■ Exercise prompt: Find the word "from" in the records below. List each line containing it.

■ Listing:
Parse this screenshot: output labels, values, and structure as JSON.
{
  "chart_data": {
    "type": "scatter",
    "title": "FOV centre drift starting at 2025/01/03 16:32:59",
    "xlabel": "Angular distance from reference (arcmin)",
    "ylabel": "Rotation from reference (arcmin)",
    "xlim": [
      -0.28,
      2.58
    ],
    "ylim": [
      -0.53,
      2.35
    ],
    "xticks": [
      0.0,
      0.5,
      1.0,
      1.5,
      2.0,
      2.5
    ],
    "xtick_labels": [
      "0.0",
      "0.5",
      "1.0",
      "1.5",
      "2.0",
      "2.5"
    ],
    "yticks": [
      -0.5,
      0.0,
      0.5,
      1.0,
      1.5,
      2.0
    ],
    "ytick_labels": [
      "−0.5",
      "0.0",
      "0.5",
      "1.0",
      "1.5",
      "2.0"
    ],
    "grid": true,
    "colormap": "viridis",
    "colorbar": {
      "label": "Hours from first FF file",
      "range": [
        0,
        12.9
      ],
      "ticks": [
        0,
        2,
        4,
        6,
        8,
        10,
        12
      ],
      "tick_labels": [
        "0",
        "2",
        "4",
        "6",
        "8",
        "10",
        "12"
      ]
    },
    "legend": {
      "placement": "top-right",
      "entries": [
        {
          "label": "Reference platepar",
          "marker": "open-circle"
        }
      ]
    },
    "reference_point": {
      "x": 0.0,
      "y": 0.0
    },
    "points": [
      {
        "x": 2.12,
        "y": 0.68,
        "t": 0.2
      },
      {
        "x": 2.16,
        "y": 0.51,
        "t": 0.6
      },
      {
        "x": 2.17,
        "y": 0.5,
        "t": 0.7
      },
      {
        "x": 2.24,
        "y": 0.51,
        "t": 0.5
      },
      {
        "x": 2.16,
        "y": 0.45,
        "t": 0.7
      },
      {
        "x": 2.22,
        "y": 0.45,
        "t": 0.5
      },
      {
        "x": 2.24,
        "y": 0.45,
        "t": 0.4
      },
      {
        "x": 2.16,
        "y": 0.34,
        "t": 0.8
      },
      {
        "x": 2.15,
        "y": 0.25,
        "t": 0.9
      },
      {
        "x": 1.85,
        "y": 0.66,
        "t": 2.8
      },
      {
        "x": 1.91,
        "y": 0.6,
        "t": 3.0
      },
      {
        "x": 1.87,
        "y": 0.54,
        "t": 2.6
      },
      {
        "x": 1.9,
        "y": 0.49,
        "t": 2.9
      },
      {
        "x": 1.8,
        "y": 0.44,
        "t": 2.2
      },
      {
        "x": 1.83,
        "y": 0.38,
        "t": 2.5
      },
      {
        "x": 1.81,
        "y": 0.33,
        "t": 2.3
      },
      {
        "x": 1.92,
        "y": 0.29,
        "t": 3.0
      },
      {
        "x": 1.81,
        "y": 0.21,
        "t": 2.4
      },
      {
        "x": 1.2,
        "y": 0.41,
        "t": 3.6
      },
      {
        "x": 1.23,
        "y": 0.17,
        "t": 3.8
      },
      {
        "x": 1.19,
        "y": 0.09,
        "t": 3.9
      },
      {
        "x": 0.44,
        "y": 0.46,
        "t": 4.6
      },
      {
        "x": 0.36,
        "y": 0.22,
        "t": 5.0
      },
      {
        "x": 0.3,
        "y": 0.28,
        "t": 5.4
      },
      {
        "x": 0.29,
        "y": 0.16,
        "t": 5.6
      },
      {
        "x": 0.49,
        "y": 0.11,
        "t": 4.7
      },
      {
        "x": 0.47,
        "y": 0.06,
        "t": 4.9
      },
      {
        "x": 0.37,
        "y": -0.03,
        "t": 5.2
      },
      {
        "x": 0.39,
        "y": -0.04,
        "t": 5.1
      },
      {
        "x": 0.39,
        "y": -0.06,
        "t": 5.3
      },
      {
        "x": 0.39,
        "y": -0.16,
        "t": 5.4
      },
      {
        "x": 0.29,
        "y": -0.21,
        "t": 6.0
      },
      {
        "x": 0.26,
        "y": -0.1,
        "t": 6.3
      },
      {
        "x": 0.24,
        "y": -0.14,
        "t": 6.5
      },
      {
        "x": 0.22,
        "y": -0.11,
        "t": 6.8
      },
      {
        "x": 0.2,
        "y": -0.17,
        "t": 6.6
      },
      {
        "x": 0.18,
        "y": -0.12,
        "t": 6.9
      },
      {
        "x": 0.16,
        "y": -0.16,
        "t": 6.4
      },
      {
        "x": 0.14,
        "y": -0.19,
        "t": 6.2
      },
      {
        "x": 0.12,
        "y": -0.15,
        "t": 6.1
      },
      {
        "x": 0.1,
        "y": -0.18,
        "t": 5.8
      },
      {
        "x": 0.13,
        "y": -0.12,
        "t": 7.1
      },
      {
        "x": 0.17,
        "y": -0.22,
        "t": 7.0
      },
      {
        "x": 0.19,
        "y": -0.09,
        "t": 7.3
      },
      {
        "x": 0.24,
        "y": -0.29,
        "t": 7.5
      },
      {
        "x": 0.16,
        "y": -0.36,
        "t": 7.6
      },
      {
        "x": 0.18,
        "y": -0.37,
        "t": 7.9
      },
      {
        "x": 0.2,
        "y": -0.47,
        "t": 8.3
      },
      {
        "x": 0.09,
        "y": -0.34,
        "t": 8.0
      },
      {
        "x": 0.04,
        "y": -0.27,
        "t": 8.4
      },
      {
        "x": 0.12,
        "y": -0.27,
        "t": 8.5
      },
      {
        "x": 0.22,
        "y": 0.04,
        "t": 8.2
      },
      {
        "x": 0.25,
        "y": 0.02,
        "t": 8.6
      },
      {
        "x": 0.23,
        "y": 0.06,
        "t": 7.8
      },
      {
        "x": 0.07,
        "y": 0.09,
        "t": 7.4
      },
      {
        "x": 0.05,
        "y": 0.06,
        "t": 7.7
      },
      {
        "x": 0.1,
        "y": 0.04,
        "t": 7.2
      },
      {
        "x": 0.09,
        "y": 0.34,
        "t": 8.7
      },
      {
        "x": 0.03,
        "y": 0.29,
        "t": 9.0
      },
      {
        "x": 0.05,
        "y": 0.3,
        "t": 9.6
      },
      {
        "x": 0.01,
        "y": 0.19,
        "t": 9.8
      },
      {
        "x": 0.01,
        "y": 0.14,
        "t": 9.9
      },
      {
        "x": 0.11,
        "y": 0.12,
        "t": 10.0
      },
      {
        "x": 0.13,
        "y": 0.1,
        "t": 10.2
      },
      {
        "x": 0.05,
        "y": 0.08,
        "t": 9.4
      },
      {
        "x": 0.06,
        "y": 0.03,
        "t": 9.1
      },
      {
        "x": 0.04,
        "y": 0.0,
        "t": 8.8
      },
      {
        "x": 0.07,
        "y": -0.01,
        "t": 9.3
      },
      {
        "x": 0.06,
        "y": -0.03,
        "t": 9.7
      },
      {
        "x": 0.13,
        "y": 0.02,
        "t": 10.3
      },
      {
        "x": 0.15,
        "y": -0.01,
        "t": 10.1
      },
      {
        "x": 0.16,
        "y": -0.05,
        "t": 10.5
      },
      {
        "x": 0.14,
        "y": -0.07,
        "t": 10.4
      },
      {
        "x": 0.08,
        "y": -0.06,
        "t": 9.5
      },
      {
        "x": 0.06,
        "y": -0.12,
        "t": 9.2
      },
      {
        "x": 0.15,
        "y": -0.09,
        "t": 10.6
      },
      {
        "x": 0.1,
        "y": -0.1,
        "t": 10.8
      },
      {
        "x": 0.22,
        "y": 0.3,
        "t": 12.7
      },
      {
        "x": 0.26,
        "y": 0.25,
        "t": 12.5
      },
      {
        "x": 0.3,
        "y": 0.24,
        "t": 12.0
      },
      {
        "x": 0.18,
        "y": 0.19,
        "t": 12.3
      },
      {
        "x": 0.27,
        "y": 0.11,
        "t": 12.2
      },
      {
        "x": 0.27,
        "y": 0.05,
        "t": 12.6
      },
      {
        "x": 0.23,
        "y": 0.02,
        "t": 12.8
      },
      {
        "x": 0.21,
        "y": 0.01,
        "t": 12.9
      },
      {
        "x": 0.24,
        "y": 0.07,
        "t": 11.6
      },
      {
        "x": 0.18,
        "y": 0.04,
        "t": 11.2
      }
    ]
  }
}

■ Correct response:
    "xlabel": "Angular distance from reference (arcmin)",
    "ylabel": "Rotation from reference (arcmin)",
      "label": "Hours from first FF file",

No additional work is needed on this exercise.